- Document extract
It is the centerpiece of the United States Colored Troops Memorial Statue monument in Lexington Park, Maryland. Some of the 38th USCT had initially been recruited in Maryland before the Union forces they were assigned to had crossed the Potomac into Virginia. This memorial honors all local African-American soldiers who served in the Union Army in the Civil War.

The monument also has a display that specifically references two Maryland soldiers from the 38th USCT regiment who were Medal of Honor recipients.

Potomac Sun Photography, 2013.

===Virginia engagements===

The 38th United States Colored Infantry Regiment was composed of men from St. Mary's County Maryland (both free Black tenant farmers and men who had escaped slavery) in combination with many Virginia men who had been liberated from slavery by the Union army. These two contingents constituted the 38th United States Colored Troops regiment which was organized in Virginia on January 23, 1864, and then subsequently served first at Norfolk and Portsmouth in the Department of Virginia and then served in North Carolina until June 1864, after which it was involved in operations against Petersburg and Richmond for the remainder of the war.

The regiment participated in engagements at Chaffin's Farm on September 29-September 30, Deep Bottom on October 1 and Fair Oaks on October 27-October 28, 1864.

- Dataset content
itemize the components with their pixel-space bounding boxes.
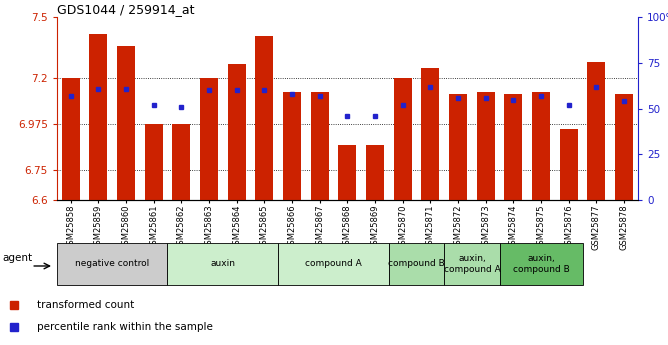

- Work to complete
Reproduce the passage on the 38th USCT word for word, between "Potomac Sun Photography, 2013." and "27-October 28, 1864.", inclusive. Work only from the passage on the 38th USCT, not the listing.

- Complete answer
Potomac Sun Photography, 2013.

===Virginia engagements===

The 38th United States Colored Infantry Regiment was composed of men from St. Mary's County Maryland (both free Black tenant farmers and men who had escaped slavery) in combination with many Virginia men who had been liberated from slavery by the Union army. These two contingents constituted the 38th United States Colored Troops regiment which was organized in Virginia on January 23, 1864, and then subsequently served first at Norfolk and Portsmouth in the Department of Virginia and then served in North Carolina until June 1864, after which it was involved in operations against Petersburg and Richmond for the remainder of the war.

The regiment participated in engagements at Chaffin's Farm on September 29-September 30, Deep Bottom on October 1 and Fair Oaks on October 27-October 28, 1864.